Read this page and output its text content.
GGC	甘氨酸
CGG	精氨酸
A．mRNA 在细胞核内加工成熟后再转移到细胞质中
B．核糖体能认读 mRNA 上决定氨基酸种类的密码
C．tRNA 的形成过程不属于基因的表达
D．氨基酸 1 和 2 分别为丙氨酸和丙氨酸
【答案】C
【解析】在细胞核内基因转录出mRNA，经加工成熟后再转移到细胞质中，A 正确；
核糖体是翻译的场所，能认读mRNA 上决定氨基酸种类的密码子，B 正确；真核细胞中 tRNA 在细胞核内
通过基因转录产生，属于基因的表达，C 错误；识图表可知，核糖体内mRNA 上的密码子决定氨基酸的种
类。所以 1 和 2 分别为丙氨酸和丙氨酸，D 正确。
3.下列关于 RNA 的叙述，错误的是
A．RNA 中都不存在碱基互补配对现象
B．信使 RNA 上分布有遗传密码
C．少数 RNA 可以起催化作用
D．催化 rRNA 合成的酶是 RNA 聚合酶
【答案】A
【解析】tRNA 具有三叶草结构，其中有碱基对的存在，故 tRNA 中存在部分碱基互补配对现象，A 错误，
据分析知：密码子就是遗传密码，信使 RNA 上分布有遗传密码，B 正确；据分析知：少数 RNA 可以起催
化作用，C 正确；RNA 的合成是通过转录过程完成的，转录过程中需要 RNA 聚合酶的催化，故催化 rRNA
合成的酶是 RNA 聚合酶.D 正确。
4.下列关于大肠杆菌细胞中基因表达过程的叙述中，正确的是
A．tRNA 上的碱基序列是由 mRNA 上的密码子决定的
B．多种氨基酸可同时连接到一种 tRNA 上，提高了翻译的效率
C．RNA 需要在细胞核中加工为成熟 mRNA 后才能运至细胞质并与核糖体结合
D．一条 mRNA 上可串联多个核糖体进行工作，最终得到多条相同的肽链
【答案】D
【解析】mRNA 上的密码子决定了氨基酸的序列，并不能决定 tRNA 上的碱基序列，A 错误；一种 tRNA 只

☆ ☆ ☆ ☆ ☆

EXERCISE: Would you filter the records and copy each line that contains the word "上分布有遗传密码"?

OUTPUT:
B．信使 RNA 上分布有遗传密码
据分析知：密码子就是遗传密码，信使 RNA 上分布有遗传密码，B 正确；据分析知：少数 RNA 可以起催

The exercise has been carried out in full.